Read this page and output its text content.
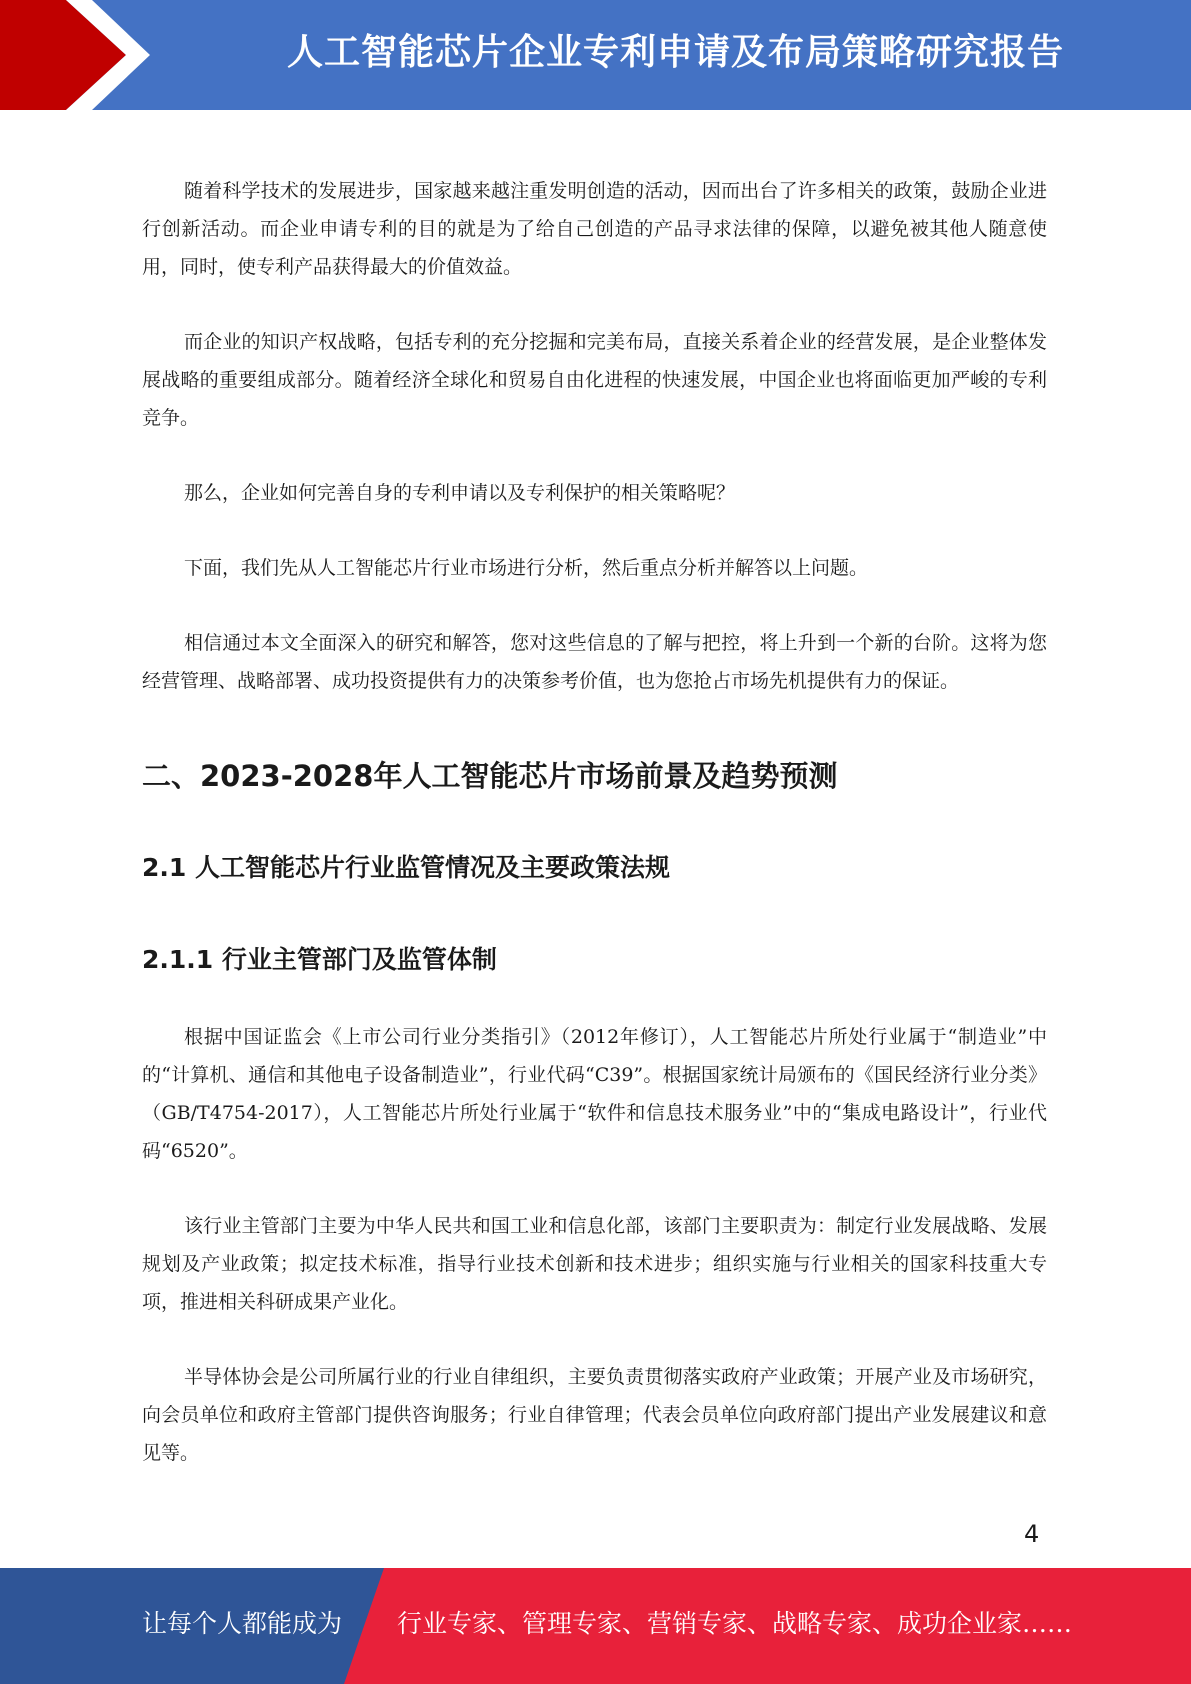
人工智能芯片企业专利申请及布局策略研究报告

随着科学技术的发展进步，国家越来越注重发明创造的活动，因而出台了许多相关的政策，鼓励企业进行创新活动。而企业申请专利的目的就是为了给自己创造的产品寻求法律的保障，以避免被其他人随意使用，同时，使专利产品获得最大的价值效益。

而企业的知识产权战略，包括专利的充分挖掘和完美布局，直接关系着企业的经营发展，是企业整体发展战略的重要组成部分。随着经济全球化和贸易自由化进程的快速发展，中国企业也将面临更加严峻的专利竞争。

那么，企业如何完善自身的专利申请以及专利保护的相关策略呢？

下面，我们先从人工智能芯片行业市场进行分析，然后重点分析并解答以上问题。

相信通过本文全面深入的研究和解答，您对这些信息的了解与把控，将上升到一个新的台阶。这将为您经营管理、战略部署、成功投资提供有力的决策参考价值，也为您抢占市场先机提供有力的保证。

二、2023-2028年人工智能芯片市场前景及趋势预测
2.1 人工智能芯片行业监管情况及主要政策法规
2.1.1 行业主管部门及监管体制

根据中国证监会《上市公司行业分类指引》（2012年修订），人工智能芯片所处行业属于“制造业”中的“计算机、通信和其他电子设备制造业”，行业代码“C39”。根据国家统计局颁布的《国民经济行业分类》（GB/T4754-2017），人工智能芯片所处行业属于“软件和信息技术服务业”中的“集成电路设计”，行业代码“6520”。

该行业主管部门主要为中华人民共和国工业和信息化部，该部门主要职责为：制定行业发展战略、发展规划及产业政策；拟定技术标准，指导行业技术创新和技术进步；组织实施与行业相关的国家科技重大专项，推进相关科研成果产业化。

半导体协会是公司所属行业的行业自律组织，主要负责贯彻落实政府产业政策；开展产业及市场研究，向会员单位和政府主管部门提供咨询服务；行业自律管理；代表会员单位向政府部门提出产业发展建议和意见等。

4
让每个人都能成为 行业专家、管理专家、营销专家、战略专家、成功企业家……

○ ○ ○ ○ ○ ○ ○

*Brief:* Transcribe all of the entries word for word, but skip any pictures they contain.

*Exercise solution:*
Read this page and output its text content.
人工智能芯片企业专利申请及布局策略研究报告

随着科学技术的发展进步，国家越来越注重发明创造的活动，因而出台了许多相关的政策，鼓励企业进行创新活动。而企业申请专利的目的就是为了给自己创造的产品寻求法律的保障，以避免被其他人随意使用，同时，使专利产品获得最大的价值效益。

而企业的知识产权战略，包括专利的充分挖掘和完美布局，直接关系着企业的经营发展，是企业整体发展战略的重要组成部分。随着经济全球化和贸易自由化进程的快速发展，中国企业也将面临更加严峻的专利竞争。

那么，企业如何完善自身的专利申请以及专利保护的相关策略呢？

下面，我们先从人工智能芯片行业市场进行分析，然后重点分析并解答以上问题。

相信通过本文全面深入的研究和解答，您对这些信息的了解与把控，将上升到一个新的台阶。这将为您经营管理、战略部署、成功投资提供有力的决策参考价值，也为您抢占市场先机提供有力的保证。

二、2023-2028年人工智能芯片市场前景及趋势预测
2.1 人工智能芯片行业监管情况及主要政策法规
2.1.1 行业主管部门及监管体制

根据中国证监会《上市公司行业分类指引》（2012年修订），人工智能芯片所处行业属于“制造业”中的“计算机、通信和其他电子设备制造业”，行业代码“C39”。根据国家统计局颁布的《国民经济行业分类》（GB/T4754-2017），人工智能芯片所处行业属于“软件和信息技术服务业”中的“集成电路设计”，行业代码“6520”。

该行业主管部门主要为中华人民共和国工业和信息化部，该部门主要职责为：制定行业发展战略、发展规划及产业政策；拟定技术标准，指导行业技术创新和技术进步；组织实施与行业相关的国家科技重大专项，推进相关科研成果产业化。

半导体协会是公司所属行业的行业自律组织，主要负责贯彻落实政府产业政策；开展产业及市场研究，向会员单位和政府主管部门提供咨询服务；行业自律管理；代表会员单位向政府部门提出产业发展建议和意见等。

4
让每个人都能成为 行业专家、管理专家、营销专家、战略专家、成功企业家……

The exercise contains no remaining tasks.